# O QUE SE PEDE:
Indique todos os arquitetos que, segundo a notícia, faziam parte da equipa de José Miguel Júdice na Sociedade Frente Tejo.

# TEXTO DE ORIGEM:
O advogado José Miguel Júdice negou qualquer desentendimento com o presidente da Câmara de Lisboa em relação à gestão da sociedade da frente ribeirinha e contou à Lusa que vai escrever um livro sobre as verdadeiras razões pela sua saída.

«Não saí em ruptura com ele, nem ele é culpado do que aconteceu. Vou escrever um livro para explicar tudo isto, que é um exemplo para o país», afirmou o advogado após um almoço de aniversário da Associação Comercial de Lisboa (ACL), onde cumprimentou calorosamente António Costa.

O ex-bastonário abandonou o almoço antes do discurso do autarca, mas sublinhou que é «completamente falso» qualquer ruptura entre os dois e que só saiu mais cedo porque tinha «uma reunião». Júdice também desmentiu que a razão para a sua saída do projecto da frente ribeirinha tenha sido a exigência de um gabinete na Praça do Município: «A sede da sociedade era a 200 metros do meu escritório [na Avenida da Liberdade], era muito mais prático».

Saída de Júdice: o Governo que explique

Os arquitectos João Biencard Cruz e Rita Cabral, Abel Fernandes Nunes e Maria José Sá da Bandeira faziam parte da equipa de José Miguel Júdice na Sociedade Frente Tejo e ainda não há esclarecimentos em relação ao seu futuro. «Pedi [a estes elementos] para aguardarem as decisões do Governo»

António Costa não quis fazer muitos comentários à saída do advogado, mas lamentou-a devido à «amizade pessoal e política» que têm. Sobre o projecto, o presidente lisboeta esclareceu que este é um plano «global para os 19 quilómetros de frente ribeirinha», que vai ser discutido em reunião do executivo municipal na quarta-feira e apresentado no sábado.

Também o ministro Mário Lino, à margem da cerimónia de entrega de computadores portáteis na Escola Profissional Gustave Eiffel, na Amadora, teceu poucos comentários ao afastamento de José Miguel Júdice: «Desconheço as razões da demissão, mas vejo com pena a sua saída».

# Registos de um conjunto de dados:
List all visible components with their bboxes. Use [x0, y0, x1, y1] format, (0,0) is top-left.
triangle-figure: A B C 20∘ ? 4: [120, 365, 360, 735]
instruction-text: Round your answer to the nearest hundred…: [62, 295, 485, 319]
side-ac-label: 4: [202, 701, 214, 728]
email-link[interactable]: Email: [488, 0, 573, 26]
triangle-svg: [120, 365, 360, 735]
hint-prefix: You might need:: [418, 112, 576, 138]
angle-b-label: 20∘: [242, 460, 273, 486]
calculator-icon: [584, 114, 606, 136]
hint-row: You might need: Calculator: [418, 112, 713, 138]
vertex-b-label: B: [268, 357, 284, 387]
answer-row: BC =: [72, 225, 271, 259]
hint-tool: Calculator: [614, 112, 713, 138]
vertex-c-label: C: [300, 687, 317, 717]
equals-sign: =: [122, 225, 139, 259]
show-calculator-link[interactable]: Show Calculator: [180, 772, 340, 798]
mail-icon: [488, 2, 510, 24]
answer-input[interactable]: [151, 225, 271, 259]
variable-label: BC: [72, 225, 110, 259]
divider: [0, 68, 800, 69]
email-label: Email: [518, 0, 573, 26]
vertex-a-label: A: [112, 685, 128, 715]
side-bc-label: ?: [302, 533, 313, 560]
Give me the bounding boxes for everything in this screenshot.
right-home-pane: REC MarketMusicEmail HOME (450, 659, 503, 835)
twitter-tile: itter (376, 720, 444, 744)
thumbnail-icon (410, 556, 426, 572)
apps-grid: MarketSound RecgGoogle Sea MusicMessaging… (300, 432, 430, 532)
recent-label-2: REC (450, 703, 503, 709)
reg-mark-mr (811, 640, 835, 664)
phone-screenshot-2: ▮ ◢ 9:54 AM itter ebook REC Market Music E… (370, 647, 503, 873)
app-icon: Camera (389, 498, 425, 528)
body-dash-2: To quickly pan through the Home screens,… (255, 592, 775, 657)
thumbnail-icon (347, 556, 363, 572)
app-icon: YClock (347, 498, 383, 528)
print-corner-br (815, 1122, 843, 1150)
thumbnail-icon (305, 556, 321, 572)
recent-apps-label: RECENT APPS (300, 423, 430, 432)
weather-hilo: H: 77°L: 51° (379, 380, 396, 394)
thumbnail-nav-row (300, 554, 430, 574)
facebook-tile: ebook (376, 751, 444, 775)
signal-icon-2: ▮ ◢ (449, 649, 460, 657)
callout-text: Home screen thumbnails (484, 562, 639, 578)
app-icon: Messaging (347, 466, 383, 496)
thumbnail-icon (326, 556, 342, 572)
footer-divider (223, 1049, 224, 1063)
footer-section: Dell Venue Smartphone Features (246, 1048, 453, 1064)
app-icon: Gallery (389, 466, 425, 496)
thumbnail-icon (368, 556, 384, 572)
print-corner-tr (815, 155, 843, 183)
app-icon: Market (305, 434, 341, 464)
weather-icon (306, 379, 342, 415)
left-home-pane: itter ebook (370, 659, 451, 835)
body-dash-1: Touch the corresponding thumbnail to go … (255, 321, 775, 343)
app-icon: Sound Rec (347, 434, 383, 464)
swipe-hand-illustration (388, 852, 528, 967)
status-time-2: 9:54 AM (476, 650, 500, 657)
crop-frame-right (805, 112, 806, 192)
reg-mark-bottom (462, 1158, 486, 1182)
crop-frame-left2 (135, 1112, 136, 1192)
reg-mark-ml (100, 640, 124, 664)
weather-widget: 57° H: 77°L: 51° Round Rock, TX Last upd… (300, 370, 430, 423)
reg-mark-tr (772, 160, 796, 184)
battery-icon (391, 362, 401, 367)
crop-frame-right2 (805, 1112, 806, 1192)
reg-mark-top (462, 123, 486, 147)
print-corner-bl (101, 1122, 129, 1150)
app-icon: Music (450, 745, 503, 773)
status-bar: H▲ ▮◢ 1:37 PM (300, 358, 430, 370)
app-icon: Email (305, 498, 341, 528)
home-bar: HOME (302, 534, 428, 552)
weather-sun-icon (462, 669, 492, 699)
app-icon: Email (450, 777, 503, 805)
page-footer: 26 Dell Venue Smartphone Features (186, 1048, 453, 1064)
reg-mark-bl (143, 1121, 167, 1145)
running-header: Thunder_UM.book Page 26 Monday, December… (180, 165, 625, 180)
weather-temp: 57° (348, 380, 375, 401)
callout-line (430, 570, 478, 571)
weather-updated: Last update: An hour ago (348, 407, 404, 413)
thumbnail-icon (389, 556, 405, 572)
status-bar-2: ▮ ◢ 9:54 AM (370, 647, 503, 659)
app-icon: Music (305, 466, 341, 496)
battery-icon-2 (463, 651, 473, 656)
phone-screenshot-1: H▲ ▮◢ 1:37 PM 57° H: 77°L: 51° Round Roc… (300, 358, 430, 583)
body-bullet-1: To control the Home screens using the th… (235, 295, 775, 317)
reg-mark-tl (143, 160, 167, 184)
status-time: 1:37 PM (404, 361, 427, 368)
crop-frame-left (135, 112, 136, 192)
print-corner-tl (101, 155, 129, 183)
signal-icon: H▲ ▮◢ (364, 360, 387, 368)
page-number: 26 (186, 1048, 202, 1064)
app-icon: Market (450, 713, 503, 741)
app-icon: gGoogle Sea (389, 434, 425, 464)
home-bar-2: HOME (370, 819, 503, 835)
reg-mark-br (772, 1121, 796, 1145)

# RESOLUÇÃO:
- João Biencard Cruz
- Rita Cabral
- Abel Fernandes Nunes
- Maria José Sá da Bandeira